**Provided records:**
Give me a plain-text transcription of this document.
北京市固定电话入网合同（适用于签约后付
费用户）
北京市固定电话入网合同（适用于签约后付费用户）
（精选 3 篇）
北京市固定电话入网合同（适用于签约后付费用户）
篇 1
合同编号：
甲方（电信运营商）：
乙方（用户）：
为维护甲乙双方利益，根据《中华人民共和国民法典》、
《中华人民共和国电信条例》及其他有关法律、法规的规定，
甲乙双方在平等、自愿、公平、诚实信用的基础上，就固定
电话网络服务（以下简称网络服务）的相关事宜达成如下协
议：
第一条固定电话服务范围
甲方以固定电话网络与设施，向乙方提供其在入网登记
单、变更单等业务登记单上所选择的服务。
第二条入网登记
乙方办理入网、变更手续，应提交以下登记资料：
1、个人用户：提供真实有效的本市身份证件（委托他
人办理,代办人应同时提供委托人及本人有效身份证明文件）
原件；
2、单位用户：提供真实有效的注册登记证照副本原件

**Problem:** Write the whole listing out again. Keep every line exactly as it is.

**Exercise solution:**
Give me a plain-text transcription of this document.
北京市固定电话入网合同（适用于签约后付
费用户）
北京市固定电话入网合同（适用于签约后付费用户）
（精选 3 篇）
北京市固定电话入网合同（适用于签约后付费用户）
篇 1
合同编号：
甲方（电信运营商）：
乙方（用户）：
为维护甲乙双方利益，根据《中华人民共和国民法典》、
《中华人民共和国电信条例》及其他有关法律、法规的规定，
甲乙双方在平等、自愿、公平、诚实信用的基础上，就固定
电话网络服务（以下简称网络服务）的相关事宜达成如下协
议：
第一条固定电话服务范围
甲方以固定电话网络与设施，向乙方提供其在入网登记
单、变更单等业务登记单上所选择的服务。
第二条入网登记
乙方办理入网、变更手续，应提交以下登记资料：
1、个人用户：提供真实有效的本市身份证件（委托他
人办理,代办人应同时提供委托人及本人有效身份证明文件）
原件；
2、单位用户：提供真实有效的注册登记证照副本原件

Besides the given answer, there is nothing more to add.